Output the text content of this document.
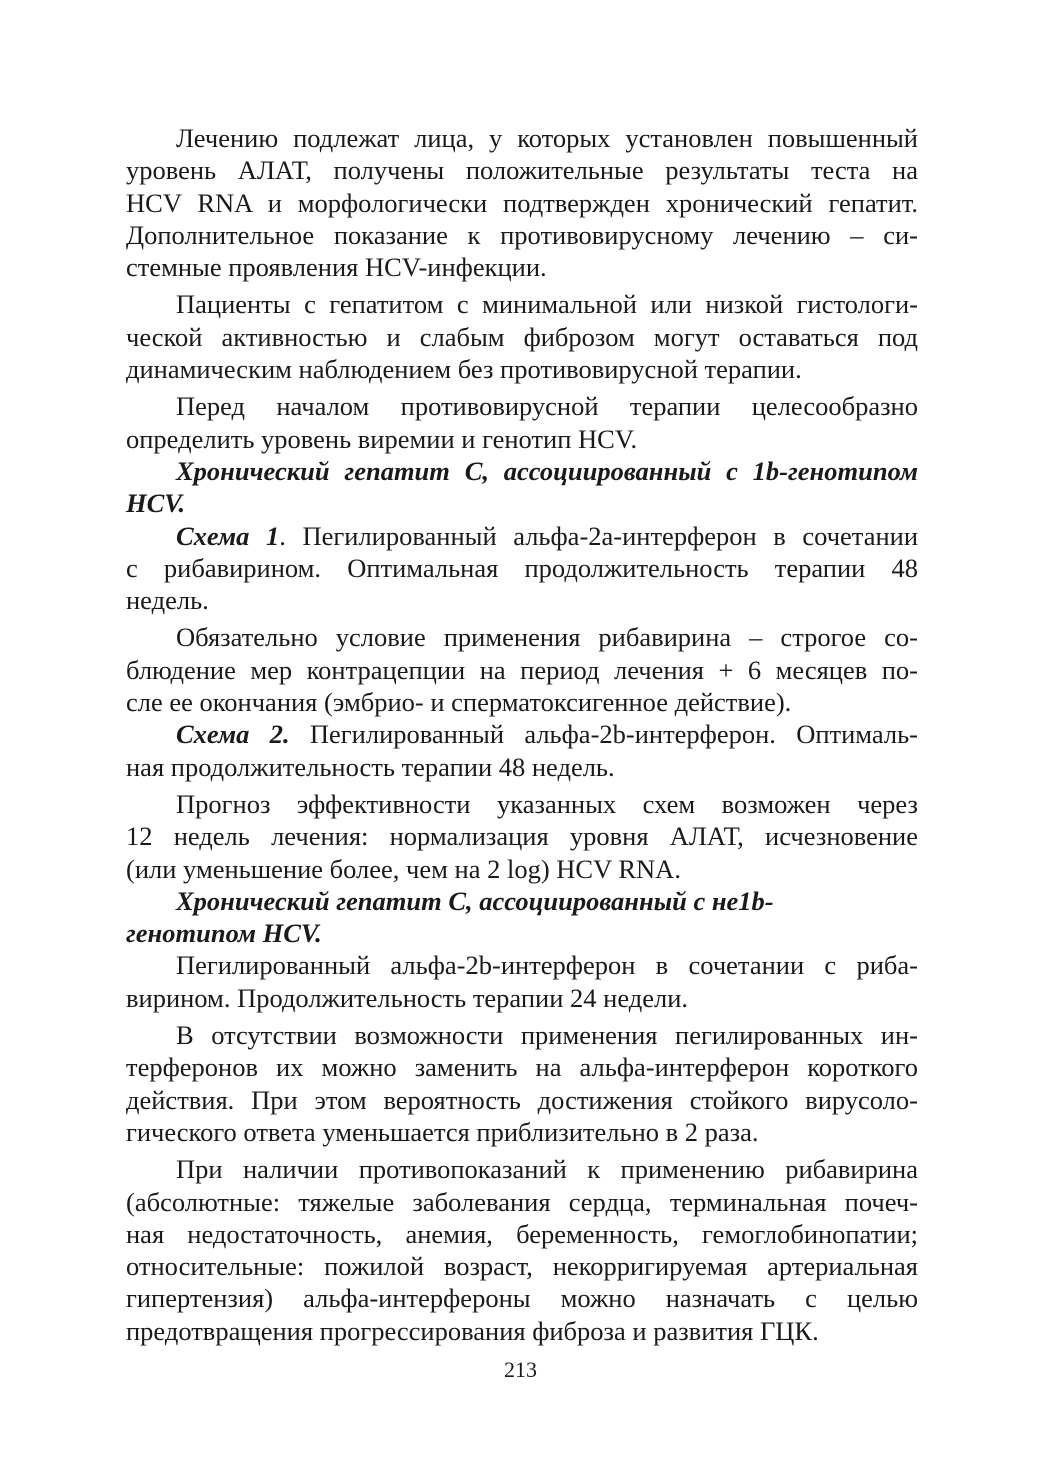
Лечению подлежат лица, у которых установлен повышенный
уровень АЛАТ, получены положительные результаты теста на
HCV RNA и морфологически подтвержден хронический гепатит.
Дополнительное показание к противовирусному лечению – си-
стемные проявления HCV-инфекции.
Пациенты с гепатитом с минимальной или низкой гистологи-
ческой активностью и слабым фиброзом могут оставаться под
динамическим наблюдением без противовирусной терапии.
Перед началом противовирусной терапии целесообразно
определить уровень виремии и генотип HCV.
Хронический гепатит С, ассоциированный с 1b-генотипом
HCV.
Схема 1. Пегилированный альфа-2а-интерферон в сочетании
с рибавирином. Оптимальная продолжительность терапии 48
недель.
Обязательно условие применения рибавирина – строгое со-
блюдение мер контрацепции на период лечения + 6 месяцев по-
сле ее окончания (эмбрио- и сперматоксигенное действие).
Схема 2. Пегилированный альфа-2b-интерферон. Оптималь-
ная продолжительность терапии 48 недель.
Прогноз эффективности указанных схем возможен через
12 недель лечения: нормализация уровня АЛАТ, исчезновение
(или уменьшение более, чем на 2 log) HCV RNA.
Хронический гепатит С, ассоциированный с не1b-
генотипом HCV.
Пегилированный альфа-2b-интерферон в сочетании с риба-
вирином. Продолжительность терапии 24 недели.
В отсутствии возможности применения пегилированных ин-
терферонов их можно заменить на альфа-интерферон короткого
действия. При этом вероятность достижения стойкого вирусоло-
гического ответа уменьшается приблизительно в 2 раза.
При наличии противопоказаний к применению рибавирина
(абсолютные: тяжелые заболевания сердца, терминальная почеч-
ная недостаточность, анемия, беременность, гемоглобинопатии;
относительные: пожилой возраст, некорригируемая артериальная
гипертензия) альфа-интерфероны можно назначать с целью
предотвращения прогрессирования фиброза и развития ГЦК.
213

== EXERCISE TASK ==
Copy each line above containing the string "рибавирина".

== SOLUTION TO THE PROBLEM ==
Обязательно условие применения рибавирина – строгое со-
При наличии противопоказаний к применению рибавирина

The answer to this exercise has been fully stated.